**Stated goal**
State how many lines of the listing below include the word "name". Give only the number.

[Items listed in a dataset]
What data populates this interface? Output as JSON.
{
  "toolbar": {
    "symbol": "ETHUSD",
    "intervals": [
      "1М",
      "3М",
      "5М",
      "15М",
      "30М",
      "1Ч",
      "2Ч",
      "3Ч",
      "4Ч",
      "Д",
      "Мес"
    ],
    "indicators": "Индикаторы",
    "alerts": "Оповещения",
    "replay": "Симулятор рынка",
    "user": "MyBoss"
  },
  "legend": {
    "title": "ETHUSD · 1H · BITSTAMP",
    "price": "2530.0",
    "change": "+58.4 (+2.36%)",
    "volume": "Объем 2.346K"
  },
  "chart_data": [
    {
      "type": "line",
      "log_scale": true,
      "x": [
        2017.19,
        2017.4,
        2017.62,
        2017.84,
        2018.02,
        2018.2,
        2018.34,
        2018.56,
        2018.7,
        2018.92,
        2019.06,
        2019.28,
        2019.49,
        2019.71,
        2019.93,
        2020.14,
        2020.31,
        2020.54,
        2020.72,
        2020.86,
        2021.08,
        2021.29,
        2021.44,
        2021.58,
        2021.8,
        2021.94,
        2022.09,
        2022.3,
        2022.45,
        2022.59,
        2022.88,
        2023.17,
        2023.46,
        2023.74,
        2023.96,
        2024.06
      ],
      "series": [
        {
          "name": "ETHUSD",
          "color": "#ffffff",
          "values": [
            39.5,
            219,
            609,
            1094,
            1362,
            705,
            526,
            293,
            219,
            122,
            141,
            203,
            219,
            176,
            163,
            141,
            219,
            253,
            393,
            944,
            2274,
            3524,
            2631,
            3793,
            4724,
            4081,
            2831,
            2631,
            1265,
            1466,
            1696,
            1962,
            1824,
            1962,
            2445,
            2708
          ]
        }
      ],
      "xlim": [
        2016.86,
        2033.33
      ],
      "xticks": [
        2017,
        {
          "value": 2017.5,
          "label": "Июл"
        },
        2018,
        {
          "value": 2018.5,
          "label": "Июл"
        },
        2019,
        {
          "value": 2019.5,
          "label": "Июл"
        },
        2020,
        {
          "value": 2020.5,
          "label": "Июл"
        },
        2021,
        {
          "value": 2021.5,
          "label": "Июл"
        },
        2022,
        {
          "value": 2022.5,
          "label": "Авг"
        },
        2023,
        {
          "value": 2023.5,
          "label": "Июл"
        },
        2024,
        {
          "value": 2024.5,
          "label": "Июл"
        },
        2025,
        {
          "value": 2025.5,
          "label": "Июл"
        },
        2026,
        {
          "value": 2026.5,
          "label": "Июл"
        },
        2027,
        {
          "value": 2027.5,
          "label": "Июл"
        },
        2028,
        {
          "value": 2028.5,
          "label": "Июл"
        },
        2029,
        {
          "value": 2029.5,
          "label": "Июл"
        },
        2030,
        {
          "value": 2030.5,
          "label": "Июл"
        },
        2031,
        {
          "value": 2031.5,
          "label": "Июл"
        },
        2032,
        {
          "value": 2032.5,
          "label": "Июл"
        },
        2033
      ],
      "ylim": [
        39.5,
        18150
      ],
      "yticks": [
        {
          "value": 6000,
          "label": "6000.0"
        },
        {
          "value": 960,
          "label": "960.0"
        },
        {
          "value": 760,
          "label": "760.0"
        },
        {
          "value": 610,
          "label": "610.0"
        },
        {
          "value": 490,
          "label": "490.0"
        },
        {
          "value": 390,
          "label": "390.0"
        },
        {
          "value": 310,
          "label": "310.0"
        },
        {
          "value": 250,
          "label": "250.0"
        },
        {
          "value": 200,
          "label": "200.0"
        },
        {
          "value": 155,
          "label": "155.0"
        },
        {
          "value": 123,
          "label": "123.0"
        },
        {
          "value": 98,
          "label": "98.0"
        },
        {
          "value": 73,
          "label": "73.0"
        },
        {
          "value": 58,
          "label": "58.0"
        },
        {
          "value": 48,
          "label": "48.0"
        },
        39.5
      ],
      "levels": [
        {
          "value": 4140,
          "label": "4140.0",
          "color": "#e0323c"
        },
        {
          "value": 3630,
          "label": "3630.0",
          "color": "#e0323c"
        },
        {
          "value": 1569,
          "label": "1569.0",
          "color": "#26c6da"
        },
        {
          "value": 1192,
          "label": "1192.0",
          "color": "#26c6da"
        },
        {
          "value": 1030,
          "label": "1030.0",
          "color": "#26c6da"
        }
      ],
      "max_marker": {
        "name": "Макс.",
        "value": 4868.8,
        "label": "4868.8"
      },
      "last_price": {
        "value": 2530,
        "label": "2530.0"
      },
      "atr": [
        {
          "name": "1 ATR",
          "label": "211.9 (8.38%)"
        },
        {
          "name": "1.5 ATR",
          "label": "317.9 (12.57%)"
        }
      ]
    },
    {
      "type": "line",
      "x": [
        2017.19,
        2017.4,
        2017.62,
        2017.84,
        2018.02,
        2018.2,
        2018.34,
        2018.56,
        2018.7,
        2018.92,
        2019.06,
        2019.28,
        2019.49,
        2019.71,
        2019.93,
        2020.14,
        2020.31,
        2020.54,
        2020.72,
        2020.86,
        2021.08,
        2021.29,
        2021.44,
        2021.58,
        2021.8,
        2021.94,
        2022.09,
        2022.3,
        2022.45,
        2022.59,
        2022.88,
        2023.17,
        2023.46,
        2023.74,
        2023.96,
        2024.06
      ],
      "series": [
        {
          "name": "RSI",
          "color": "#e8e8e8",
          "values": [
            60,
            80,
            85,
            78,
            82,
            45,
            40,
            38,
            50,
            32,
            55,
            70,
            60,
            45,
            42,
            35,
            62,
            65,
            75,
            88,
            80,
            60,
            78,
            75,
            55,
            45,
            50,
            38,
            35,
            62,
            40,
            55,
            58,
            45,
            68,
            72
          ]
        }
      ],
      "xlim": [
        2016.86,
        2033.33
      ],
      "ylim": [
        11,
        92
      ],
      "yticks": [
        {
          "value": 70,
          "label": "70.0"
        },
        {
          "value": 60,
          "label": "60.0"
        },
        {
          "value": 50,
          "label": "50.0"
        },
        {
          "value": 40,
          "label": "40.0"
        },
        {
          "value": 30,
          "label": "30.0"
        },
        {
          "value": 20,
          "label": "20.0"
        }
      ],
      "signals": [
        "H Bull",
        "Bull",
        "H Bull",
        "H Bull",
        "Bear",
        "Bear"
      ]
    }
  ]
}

**Task output**
5